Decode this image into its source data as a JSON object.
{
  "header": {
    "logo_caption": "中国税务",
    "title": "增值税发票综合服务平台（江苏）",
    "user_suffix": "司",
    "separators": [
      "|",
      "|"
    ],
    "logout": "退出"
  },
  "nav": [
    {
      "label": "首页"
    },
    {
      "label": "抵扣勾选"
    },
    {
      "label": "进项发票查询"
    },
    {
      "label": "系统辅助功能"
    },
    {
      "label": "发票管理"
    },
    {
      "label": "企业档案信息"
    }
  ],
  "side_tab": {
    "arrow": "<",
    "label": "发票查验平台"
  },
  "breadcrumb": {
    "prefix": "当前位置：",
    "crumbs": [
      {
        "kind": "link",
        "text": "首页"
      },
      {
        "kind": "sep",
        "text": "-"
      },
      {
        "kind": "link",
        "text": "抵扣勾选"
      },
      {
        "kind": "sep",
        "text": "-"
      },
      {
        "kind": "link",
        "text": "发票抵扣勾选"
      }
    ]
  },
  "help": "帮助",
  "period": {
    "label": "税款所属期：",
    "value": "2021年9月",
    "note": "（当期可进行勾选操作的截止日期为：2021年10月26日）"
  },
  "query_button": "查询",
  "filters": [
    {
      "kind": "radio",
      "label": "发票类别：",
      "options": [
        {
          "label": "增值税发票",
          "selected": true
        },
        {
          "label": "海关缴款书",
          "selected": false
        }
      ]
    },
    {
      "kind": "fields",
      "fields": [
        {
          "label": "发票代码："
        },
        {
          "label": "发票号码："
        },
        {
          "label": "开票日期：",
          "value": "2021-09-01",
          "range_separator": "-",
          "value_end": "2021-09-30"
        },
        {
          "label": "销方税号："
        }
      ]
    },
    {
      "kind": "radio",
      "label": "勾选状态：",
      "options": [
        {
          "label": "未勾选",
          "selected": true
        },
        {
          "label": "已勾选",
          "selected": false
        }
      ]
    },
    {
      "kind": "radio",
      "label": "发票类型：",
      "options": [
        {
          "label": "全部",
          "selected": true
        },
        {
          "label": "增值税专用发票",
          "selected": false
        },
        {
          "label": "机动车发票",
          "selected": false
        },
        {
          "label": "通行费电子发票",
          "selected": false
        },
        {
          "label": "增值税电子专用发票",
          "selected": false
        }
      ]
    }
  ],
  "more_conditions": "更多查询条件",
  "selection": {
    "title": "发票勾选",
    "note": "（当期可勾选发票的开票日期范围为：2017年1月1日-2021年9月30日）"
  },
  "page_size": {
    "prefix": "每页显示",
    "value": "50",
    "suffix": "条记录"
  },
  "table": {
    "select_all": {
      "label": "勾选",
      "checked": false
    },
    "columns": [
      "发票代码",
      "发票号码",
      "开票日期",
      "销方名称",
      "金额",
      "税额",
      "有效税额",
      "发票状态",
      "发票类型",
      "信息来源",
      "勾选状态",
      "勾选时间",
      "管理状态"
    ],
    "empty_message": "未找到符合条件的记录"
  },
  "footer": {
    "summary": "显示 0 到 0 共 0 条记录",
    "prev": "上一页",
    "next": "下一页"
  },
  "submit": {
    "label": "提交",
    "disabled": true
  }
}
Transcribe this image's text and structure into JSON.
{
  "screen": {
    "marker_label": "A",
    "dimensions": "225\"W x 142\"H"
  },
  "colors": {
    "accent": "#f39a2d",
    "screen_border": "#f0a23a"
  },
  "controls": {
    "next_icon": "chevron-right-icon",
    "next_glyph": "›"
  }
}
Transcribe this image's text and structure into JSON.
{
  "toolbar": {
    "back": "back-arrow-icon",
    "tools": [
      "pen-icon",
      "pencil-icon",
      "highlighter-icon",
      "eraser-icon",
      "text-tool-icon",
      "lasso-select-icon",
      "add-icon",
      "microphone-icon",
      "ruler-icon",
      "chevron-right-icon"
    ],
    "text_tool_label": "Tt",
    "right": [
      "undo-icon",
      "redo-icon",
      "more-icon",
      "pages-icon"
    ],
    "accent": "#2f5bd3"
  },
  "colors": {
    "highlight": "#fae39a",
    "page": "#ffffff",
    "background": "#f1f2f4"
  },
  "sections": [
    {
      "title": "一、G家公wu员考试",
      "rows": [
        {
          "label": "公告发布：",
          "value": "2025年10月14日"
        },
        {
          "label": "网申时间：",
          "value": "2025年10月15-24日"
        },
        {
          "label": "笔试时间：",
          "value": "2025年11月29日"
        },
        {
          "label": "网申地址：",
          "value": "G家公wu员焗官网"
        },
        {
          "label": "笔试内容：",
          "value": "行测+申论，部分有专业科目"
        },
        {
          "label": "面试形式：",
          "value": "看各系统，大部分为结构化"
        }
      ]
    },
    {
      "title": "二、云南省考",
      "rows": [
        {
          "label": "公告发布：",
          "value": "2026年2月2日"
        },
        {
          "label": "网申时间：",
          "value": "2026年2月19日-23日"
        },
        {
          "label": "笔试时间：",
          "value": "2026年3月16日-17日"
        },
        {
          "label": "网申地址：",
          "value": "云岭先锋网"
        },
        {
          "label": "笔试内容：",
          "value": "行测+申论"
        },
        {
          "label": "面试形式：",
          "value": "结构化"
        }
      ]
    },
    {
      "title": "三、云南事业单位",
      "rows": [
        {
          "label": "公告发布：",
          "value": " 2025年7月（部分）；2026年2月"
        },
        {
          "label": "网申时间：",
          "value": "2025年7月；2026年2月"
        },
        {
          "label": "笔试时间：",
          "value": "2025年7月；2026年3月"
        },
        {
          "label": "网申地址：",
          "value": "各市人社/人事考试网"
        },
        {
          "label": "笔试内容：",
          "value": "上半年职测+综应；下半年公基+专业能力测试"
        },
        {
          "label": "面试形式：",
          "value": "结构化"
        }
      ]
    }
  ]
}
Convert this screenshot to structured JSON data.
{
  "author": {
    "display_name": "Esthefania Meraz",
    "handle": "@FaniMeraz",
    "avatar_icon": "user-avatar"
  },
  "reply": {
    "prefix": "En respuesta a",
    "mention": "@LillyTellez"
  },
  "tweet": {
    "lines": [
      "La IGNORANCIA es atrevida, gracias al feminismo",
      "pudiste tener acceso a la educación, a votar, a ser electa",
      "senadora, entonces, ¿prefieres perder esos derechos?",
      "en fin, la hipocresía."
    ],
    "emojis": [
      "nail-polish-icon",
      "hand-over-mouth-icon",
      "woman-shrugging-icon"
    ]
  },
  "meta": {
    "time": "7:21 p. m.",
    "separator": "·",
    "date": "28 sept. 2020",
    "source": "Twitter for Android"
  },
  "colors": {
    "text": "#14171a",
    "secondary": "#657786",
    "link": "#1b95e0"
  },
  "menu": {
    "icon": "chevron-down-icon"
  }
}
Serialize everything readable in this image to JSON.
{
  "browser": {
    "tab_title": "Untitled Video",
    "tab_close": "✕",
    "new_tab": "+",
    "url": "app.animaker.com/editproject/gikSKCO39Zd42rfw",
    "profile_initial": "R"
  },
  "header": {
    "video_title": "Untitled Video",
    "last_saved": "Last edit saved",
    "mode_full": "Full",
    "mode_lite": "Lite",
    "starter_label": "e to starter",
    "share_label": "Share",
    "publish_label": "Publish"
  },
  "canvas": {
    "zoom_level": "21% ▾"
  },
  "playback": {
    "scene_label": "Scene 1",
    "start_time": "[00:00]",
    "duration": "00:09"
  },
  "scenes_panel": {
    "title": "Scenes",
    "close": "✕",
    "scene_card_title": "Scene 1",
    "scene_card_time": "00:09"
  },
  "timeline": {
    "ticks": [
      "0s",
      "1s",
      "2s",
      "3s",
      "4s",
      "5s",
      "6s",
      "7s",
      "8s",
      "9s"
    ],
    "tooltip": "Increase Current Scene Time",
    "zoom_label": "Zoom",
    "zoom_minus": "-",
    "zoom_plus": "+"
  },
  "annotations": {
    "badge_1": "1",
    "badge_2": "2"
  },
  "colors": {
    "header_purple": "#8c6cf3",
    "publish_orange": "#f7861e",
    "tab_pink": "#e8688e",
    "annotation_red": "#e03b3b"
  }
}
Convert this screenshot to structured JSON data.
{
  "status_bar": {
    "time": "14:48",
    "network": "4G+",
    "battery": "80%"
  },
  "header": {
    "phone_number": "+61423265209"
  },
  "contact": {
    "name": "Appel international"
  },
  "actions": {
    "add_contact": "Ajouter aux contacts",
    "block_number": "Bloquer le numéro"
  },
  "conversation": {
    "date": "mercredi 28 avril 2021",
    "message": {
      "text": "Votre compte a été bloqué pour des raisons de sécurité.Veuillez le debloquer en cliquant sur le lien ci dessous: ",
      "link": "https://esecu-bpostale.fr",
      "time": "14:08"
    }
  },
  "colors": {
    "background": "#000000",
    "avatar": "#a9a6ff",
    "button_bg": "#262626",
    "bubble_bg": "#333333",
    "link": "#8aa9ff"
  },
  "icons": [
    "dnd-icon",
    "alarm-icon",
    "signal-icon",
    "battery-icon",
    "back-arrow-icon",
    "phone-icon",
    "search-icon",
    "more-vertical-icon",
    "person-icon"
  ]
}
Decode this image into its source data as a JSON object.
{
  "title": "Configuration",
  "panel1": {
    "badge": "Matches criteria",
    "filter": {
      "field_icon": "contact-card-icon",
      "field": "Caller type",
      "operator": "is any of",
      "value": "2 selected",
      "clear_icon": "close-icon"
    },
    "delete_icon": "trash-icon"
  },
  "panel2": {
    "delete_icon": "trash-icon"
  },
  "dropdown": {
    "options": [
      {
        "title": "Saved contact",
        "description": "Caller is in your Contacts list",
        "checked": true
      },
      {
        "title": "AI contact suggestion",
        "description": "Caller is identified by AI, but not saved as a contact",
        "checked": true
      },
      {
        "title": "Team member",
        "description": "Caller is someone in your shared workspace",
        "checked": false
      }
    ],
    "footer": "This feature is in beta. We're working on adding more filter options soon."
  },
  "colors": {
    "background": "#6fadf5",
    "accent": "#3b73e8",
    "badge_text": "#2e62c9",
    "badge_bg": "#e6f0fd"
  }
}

▬▬▬

Prompt ▸ Tell how many lines of the data above hold the string "background". Give only the number.

Response to the task ▸ 3